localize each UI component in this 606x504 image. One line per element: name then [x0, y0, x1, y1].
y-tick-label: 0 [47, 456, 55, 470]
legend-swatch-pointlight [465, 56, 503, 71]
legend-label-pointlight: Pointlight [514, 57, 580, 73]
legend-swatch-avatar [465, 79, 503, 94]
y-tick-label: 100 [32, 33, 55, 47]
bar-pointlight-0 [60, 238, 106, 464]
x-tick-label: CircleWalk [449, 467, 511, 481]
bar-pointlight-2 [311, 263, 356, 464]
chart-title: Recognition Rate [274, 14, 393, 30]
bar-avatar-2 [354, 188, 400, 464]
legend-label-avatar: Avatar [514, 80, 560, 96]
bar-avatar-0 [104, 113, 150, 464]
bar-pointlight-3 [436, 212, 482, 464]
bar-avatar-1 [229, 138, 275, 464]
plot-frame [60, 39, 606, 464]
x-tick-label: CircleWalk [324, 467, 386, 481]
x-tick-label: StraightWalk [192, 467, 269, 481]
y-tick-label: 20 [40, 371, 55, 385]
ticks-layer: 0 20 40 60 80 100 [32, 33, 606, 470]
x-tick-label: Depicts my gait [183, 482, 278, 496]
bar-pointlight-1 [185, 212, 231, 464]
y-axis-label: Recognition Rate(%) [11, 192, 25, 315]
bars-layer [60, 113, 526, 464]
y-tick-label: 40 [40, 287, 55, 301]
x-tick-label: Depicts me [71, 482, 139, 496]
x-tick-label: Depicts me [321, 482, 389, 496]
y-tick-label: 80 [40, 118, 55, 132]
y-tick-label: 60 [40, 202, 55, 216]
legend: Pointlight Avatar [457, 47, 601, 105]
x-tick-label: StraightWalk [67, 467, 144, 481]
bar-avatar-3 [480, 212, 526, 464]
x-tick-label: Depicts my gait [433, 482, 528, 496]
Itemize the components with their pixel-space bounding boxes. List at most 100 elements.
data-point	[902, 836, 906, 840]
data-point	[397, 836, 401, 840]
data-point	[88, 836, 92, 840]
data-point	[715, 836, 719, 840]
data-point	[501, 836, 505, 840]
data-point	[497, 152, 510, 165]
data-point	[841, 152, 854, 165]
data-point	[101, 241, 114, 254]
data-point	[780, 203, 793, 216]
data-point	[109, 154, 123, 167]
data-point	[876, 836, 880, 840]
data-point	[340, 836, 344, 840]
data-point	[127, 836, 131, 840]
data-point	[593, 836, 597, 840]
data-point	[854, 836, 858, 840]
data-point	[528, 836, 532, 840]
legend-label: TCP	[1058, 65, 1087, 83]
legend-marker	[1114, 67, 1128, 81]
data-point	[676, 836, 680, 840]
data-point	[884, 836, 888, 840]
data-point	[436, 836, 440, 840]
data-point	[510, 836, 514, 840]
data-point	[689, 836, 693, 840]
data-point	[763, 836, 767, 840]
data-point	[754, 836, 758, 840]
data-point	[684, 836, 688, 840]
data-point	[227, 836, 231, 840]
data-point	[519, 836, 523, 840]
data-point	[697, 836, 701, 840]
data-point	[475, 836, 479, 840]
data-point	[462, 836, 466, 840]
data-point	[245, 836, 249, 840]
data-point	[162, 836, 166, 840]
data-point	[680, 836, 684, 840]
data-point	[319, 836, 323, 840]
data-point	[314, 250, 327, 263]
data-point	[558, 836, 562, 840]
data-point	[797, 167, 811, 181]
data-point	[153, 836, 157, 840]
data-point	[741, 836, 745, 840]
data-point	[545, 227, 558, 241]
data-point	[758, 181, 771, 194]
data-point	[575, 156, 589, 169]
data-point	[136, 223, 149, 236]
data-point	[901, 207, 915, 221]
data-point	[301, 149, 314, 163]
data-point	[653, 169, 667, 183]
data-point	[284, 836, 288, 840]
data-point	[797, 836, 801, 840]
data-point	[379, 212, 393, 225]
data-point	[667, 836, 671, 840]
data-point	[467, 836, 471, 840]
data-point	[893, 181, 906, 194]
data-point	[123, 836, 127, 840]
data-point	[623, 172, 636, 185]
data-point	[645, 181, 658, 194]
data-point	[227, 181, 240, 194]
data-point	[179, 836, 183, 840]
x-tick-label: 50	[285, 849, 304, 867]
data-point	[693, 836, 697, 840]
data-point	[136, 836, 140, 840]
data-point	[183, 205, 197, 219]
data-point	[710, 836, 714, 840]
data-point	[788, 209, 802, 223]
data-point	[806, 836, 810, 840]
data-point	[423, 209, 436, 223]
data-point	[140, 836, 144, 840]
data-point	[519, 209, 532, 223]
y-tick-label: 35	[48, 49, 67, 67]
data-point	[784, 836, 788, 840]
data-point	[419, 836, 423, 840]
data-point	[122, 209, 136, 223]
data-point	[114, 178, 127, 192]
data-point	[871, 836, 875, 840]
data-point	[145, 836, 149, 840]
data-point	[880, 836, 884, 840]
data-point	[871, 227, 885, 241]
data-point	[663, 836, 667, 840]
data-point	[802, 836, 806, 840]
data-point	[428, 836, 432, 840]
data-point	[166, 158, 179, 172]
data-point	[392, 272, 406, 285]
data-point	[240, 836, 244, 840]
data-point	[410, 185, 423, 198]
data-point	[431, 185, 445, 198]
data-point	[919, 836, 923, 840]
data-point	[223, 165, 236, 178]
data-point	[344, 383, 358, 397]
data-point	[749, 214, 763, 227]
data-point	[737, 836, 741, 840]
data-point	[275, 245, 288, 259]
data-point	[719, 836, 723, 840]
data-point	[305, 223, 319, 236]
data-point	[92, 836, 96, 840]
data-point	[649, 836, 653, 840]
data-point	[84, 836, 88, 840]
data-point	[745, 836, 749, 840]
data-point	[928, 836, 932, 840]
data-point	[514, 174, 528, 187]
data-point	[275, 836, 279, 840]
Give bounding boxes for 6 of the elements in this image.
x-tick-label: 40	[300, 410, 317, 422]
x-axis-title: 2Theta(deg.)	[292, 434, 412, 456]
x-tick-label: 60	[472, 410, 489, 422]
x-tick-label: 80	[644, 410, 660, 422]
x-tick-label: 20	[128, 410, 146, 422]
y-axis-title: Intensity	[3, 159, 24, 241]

# # # #

The problem:
Turn every line of the records above into a numbered list, skipping any blank lines.

Solution:
1. localize each UI component in this 606x504 image. One line per element: name then [x0, y0, x1, y1].
2. y-tick-label: 0 [47, 456, 55, 470]
3. legend-swatch-pointlight [465, 56, 503, 71]
4. legend-label-pointlight: Pointlight [514, 57, 580, 73]
5. legend-swatch-avatar [465, 79, 503, 94]
6. y-tick-label: 100 [32, 33, 55, 47]
7. bar-pointlight-0 [60, 238, 106, 464]
8. x-tick-label: CircleWalk [449, 467, 511, 481]
9. bar-pointlight-2 [311, 263, 356, 464]
10. chart-title: Recognition Rate [274, 14, 393, 30]
11. bar-avatar-2 [354, 188, 400, 464]
12. legend-label-avatar: Avatar [514, 80, 560, 96]
13. bar-avatar-0 [104, 113, 150, 464]
14. bar-pointlight-3 [436, 212, 482, 464]
15. bar-avatar-1 [229, 138, 275, 464]
16. plot-frame [60, 39, 606, 464]
17. x-tick-label: CircleWalk [324, 467, 386, 481]
18. x-tick-label: StraightWalk [192, 467, 269, 481]
19. y-tick-label: 20 [40, 371, 55, 385]
20. ticks-layer: 0 20 40 60 80 100 [32, 33, 606, 470]
21. x-tick-label: Depicts my gait [183, 482, 278, 496]
22. bar-pointlight-1 [185, 212, 231, 464]
23. y-axis-label: Recognition Rate(%) [11, 192, 25, 315]
24. bars-layer [60, 113, 526, 464]
25. y-tick-label: 40 [40, 287, 55, 301]
26. x-tick-label: Depicts me [71, 482, 139, 496]
27. x-tick-label: Depicts me [321, 482, 389, 496]
28. y-tick-label: 80 [40, 118, 55, 132]
29. y-tick-label: 60 [40, 202, 55, 216]
30. legend: Pointlight Avatar [457, 47, 601, 105]
31. x-tick-label: StraightWalk [67, 467, 144, 481]
32. bar-avatar-3 [480, 212, 526, 464]
33. x-tick-label: Depicts my gait [433, 482, 528, 496]
34. Itemize the components with their pixel-space bounding boxes. List at most 100 elements.
35. data-point	[902, 836, 906, 840]
36. data-point	[397, 836, 401, 840]
37. data-point	[88, 836, 92, 840]
38. data-point	[715, 836, 719, 840]
39. data-point	[501, 836, 505, 840]
40. data-point	[497, 152, 510, 165]
41. data-point	[841, 152, 854, 165]
42. data-point	[101, 241, 114, 254]
43. data-point	[780, 203, 793, 216]
44. data-point	[109, 154, 123, 167]
45. data-point	[876, 836, 880, 840]
46. data-point	[340, 836, 344, 840]
47. data-point	[127, 836, 131, 840]
48. data-point	[593, 836, 597, 840]
49. data-point	[854, 836, 858, 840]
50. data-point	[528, 836, 532, 840]
51. legend-label: TCP	[1058, 65, 1087, 83]
52. legend-marker	[1114, 67, 1128, 81]
53. data-point	[676, 836, 680, 840]
54. data-point	[884, 836, 888, 840]
55. data-point	[436, 836, 440, 840]
56. data-point	[510, 836, 514, 840]
57. data-point	[689, 836, 693, 840]
58. data-point	[763, 836, 767, 840]
59. data-point	[754, 836, 758, 840]
60. data-point	[684, 836, 688, 840]
61. data-point	[227, 836, 231, 840]
62. data-point	[519, 836, 523, 840]
63. data-point	[697, 836, 701, 840]
64. data-point	[475, 836, 479, 840]
65. data-point	[462, 836, 466, 840]
66. data-point	[245, 836, 249, 840]
67. data-point	[162, 836, 166, 840]
68. data-point	[680, 836, 684, 840]
69. data-point	[319, 836, 323, 840]
70. data-point	[314, 250, 327, 263]
71. data-point	[558, 836, 562, 840]
72. data-point	[797, 167, 811, 181]
73. data-point	[153, 836, 157, 840]
74. data-point	[741, 836, 745, 840]
75. data-point	[545, 227, 558, 241]
76. data-point	[758, 181, 771, 194]
77. data-point	[575, 156, 589, 169]
78. data-point	[136, 223, 149, 236]
79. data-point	[901, 207, 915, 221]
80. data-point	[301, 149, 314, 163]
81. data-point	[653, 169, 667, 183]
82. data-point	[284, 836, 288, 840]
83. data-point	[797, 836, 801, 840]
84. data-point	[379, 212, 393, 225]
85. data-point	[667, 836, 671, 840]
86. data-point	[467, 836, 471, 840]
87. data-point	[893, 181, 906, 194]
88. data-point	[123, 836, 127, 840]
89. data-point	[623, 172, 636, 185]
90. data-point	[645, 181, 658, 194]
91. data-point	[227, 181, 240, 194]
92. data-point	[179, 836, 183, 840]
93. x-tick-label: 50	[285, 849, 304, 867]
94. data-point	[693, 836, 697, 840]
95. data-point	[136, 836, 140, 840]
96. data-point	[183, 205, 197, 219]
97. data-point	[710, 836, 714, 840]
98. data-point	[788, 209, 802, 223]
99. data-point	[806, 836, 810, 840]
100. data-point	[423, 209, 436, 223]
101. data-point	[140, 836, 144, 840]
102. data-point	[519, 209, 532, 223]
103. y-tick-label: 35	[48, 49, 67, 67]
104. data-point	[784, 836, 788, 840]
105. data-point	[419, 836, 423, 840]
106. data-point	[122, 209, 136, 223]
107. data-point	[114, 178, 127, 192]
108. data-point	[871, 836, 875, 840]
109. data-point	[145, 836, 149, 840]
110. data-point	[880, 836, 884, 840]
111. data-point	[871, 227, 885, 241]
112. data-point	[663, 836, 667, 840]
113. data-point	[802, 836, 806, 840]
114. data-point	[428, 836, 432, 840]
115. data-point	[166, 158, 179, 172]
116. data-point	[392, 272, 406, 285]
117. data-point	[240, 836, 244, 840]
118. data-point	[410, 185, 423, 198]
119. data-point	[431, 185, 445, 198]
120. data-point	[919, 836, 923, 840]
121. data-point	[223, 165, 236, 178]
122. data-point	[344, 383, 358, 397]
123. data-point	[749, 214, 763, 227]
124. data-point	[737, 836, 741, 840]
125. data-point	[275, 245, 288, 259]
126. data-point	[719, 836, 723, 840]
127. data-point	[305, 223, 319, 236]
128. data-point	[92, 836, 96, 840]
129. data-point	[649, 836, 653, 840]
130. data-point	[84, 836, 88, 840]
131. data-point	[745, 836, 749, 840]
132. data-point	[928, 836, 932, 840]
133. data-point	[514, 174, 528, 187]
134. data-point	[275, 836, 279, 840]
135. Give bounding boxes for 6 of the elements in this image.
136. x-tick-label: 40	[300, 410, 317, 422]
137. x-axis-title: 2Theta(deg.)	[292, 434, 412, 456]
138. x-tick-label: 60	[472, 410, 489, 422]
139. x-tick-label: 80	[644, 410, 660, 422]
140. x-tick-label: 20	[128, 410, 146, 422]
141. y-axis-title: Intensity	[3, 159, 24, 241]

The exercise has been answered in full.